Task description: How many lines below hold "vara"? Answer with only the number.

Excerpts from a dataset
▬▬▬
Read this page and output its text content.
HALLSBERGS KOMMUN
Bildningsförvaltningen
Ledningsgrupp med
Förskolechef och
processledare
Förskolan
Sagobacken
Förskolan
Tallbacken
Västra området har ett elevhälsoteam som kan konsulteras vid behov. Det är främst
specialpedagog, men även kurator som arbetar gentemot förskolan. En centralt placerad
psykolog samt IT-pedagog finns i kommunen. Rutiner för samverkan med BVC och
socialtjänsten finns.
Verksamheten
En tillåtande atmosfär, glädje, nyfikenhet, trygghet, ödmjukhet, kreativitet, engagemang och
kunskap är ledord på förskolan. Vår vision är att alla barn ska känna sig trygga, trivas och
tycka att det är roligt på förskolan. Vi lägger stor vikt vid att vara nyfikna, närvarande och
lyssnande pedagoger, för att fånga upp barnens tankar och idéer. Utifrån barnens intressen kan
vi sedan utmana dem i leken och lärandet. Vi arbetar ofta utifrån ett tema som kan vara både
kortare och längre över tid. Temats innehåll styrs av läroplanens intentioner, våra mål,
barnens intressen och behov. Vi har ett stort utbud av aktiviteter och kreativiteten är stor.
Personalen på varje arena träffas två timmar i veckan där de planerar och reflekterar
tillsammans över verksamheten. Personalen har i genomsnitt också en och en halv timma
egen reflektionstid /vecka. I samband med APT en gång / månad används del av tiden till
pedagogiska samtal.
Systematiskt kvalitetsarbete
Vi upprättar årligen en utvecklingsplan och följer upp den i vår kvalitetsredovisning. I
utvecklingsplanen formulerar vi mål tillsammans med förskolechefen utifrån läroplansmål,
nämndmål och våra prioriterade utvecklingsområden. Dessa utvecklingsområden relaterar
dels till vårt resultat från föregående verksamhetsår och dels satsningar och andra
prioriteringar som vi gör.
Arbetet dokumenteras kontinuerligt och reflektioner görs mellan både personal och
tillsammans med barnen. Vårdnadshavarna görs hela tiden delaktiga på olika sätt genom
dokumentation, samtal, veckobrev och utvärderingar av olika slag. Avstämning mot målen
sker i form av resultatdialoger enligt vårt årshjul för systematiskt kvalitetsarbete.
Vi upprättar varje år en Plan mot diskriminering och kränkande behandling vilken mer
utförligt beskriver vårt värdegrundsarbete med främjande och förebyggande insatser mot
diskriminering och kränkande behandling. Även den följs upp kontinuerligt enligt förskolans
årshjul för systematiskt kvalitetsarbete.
▬▬▬
Response box: 2